━━ Exercise materials
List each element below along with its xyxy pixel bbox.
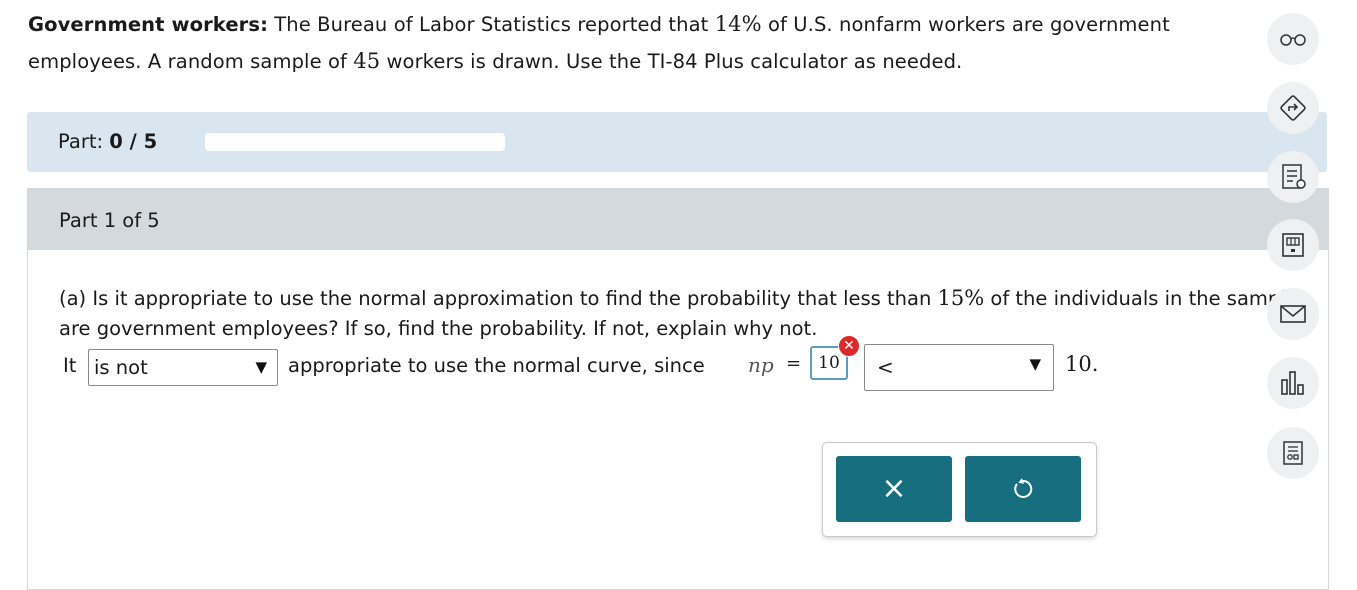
problem-percent: 14% bbox=[714, 12, 762, 36]
glasses-icon bbox=[1280, 34, 1306, 46]
direction-tool[interactable] bbox=[1267, 82, 1319, 134]
progress-track bbox=[205, 133, 505, 151]
progress-current: 0 bbox=[109, 130, 123, 153]
chart-icon bbox=[1281, 371, 1304, 395]
answer-middle: appropriate to use the normal curve, sin… bbox=[288, 354, 705, 377]
part-header: Part 1 of 5 bbox=[28, 189, 1328, 250]
part-card: Part 1 of 5 (a) Is it appropriate to use… bbox=[27, 188, 1329, 590]
problem-text-1: The Bureau of Labor Statistics reported … bbox=[268, 13, 715, 36]
progress-label: Part: 0 / 5 bbox=[58, 130, 157, 153]
comparison-dropdown[interactable]: < ▼ bbox=[864, 344, 1054, 391]
close-icon: × bbox=[881, 471, 907, 506]
error-icon: ✕ bbox=[838, 335, 860, 357]
chart-tool[interactable] bbox=[1267, 357, 1319, 409]
progress-separator: / bbox=[122, 130, 144, 153]
problem-statement: Government workers: The Bureau of Labor … bbox=[28, 6, 1268, 80]
worksheet-icon bbox=[1283, 441, 1303, 465]
clear-button[interactable]: × bbox=[836, 456, 952, 522]
undo-icon bbox=[1014, 478, 1033, 498]
question-percent: 15% bbox=[937, 286, 985, 310]
guided-solution-icon bbox=[1282, 164, 1306, 189]
question-text: (a) Is it appropriate to use the normal … bbox=[59, 283, 1299, 344]
np-symbol: np bbox=[748, 353, 774, 377]
part-title: Part 1 of 5 bbox=[59, 209, 160, 232]
worksheet-tool[interactable] bbox=[1267, 427, 1319, 479]
appropriateness-dropdown[interactable]: is not ▼ bbox=[88, 349, 278, 386]
appropriateness-dropdown-value: is not bbox=[94, 356, 148, 379]
comparison-dropdown-value: < bbox=[877, 355, 894, 379]
progress-label-text: Part: bbox=[58, 130, 104, 153]
equals-sign: = bbox=[786, 353, 802, 374]
comparison-value: 10. bbox=[1065, 352, 1099, 376]
answer-lead: It bbox=[63, 354, 77, 377]
problem-text-3: workers is drawn. Use the TI-84 Plus cal… bbox=[380, 50, 963, 73]
calculator-icon bbox=[1282, 233, 1304, 257]
dropdown-arrow-icon: ▼ bbox=[255, 358, 267, 376]
glasses-tool[interactable] bbox=[1267, 13, 1319, 65]
answer-line: It is not ▼ appropriate to use the norma… bbox=[63, 335, 1163, 391]
undo-button[interactable] bbox=[965, 456, 1081, 522]
mail-tool[interactable] bbox=[1267, 288, 1319, 340]
question-text-1: (a) Is it appropriate to use the normal … bbox=[59, 287, 938, 310]
problem-title: Government workers: bbox=[28, 13, 268, 36]
progress-total: 5 bbox=[143, 130, 158, 153]
direction-icon bbox=[1280, 95, 1306, 121]
calculator-tool[interactable] bbox=[1267, 219, 1319, 271]
problem-sample-size: 45 bbox=[353, 49, 381, 73]
dropdown-arrow-icon: ▼ bbox=[1029, 355, 1041, 373]
answer-action-panel: × bbox=[822, 442, 1097, 537]
side-toolbar bbox=[1266, 0, 1320, 564]
progress-bar-panel: Part: 0 / 5 bbox=[27, 112, 1327, 172]
guided-solution-tool[interactable] bbox=[1267, 151, 1319, 203]
mail-icon bbox=[1280, 305, 1306, 323]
━━━━
Reproduce every entry above verbatim, from the line containing "problem-percent: 14% bbox=[714, 12, 762, 36]" down to the line containing "equals-sign: = bbox=[786, 353, 802, 374]", including both of those lines.

problem-percent: 14% bbox=[714, 12, 762, 36]
glasses-icon bbox=[1280, 34, 1306, 46]
direction-tool[interactable] bbox=[1267, 82, 1319, 134]
progress-track bbox=[205, 133, 505, 151]
progress-current: 0 bbox=[109, 130, 123, 153]
chart-icon bbox=[1281, 371, 1304, 395]
answer-middle: appropriate to use the normal curve, sin… bbox=[288, 354, 705, 377]
part-header: Part 1 of 5 bbox=[28, 189, 1328, 250]
part-card: Part 1 of 5 (a) Is it appropriate to use… bbox=[27, 188, 1329, 590]
problem-text-1: The Bureau of Labor Statistics reported … bbox=[268, 13, 715, 36]
progress-label: Part: 0 / 5 bbox=[58, 130, 157, 153]
comparison-dropdown[interactable]: < ▼ bbox=[864, 344, 1054, 391]
close-icon: × bbox=[881, 471, 907, 506]
error-icon: ✕ bbox=[838, 335, 860, 357]
chart-tool[interactable] bbox=[1267, 357, 1319, 409]
progress-separator: / bbox=[122, 130, 144, 153]
problem-statement: Government workers: The Bureau of Labor … bbox=[28, 6, 1268, 80]
worksheet-icon bbox=[1283, 441, 1303, 465]
clear-button[interactable]: × bbox=[836, 456, 952, 522]
undo-icon bbox=[1014, 478, 1033, 498]
question-percent: 15% bbox=[937, 286, 985, 310]
guided-solution-icon bbox=[1282, 164, 1306, 189]
question-text: (a) Is it appropriate to use the normal … bbox=[59, 283, 1299, 344]
np-symbol: np bbox=[748, 353, 774, 377]
part-title: Part 1 of 5 bbox=[59, 209, 160, 232]
worksheet-tool[interactable] bbox=[1267, 427, 1319, 479]
appropriateness-dropdown[interactable]: is not ▼ bbox=[88, 349, 278, 386]
appropriateness-dropdown-value: is not bbox=[94, 356, 148, 379]
comparison-dropdown-value: < bbox=[877, 355, 894, 379]
progress-label-text: Part: bbox=[58, 130, 104, 153]
equals-sign: = bbox=[786, 353, 802, 374]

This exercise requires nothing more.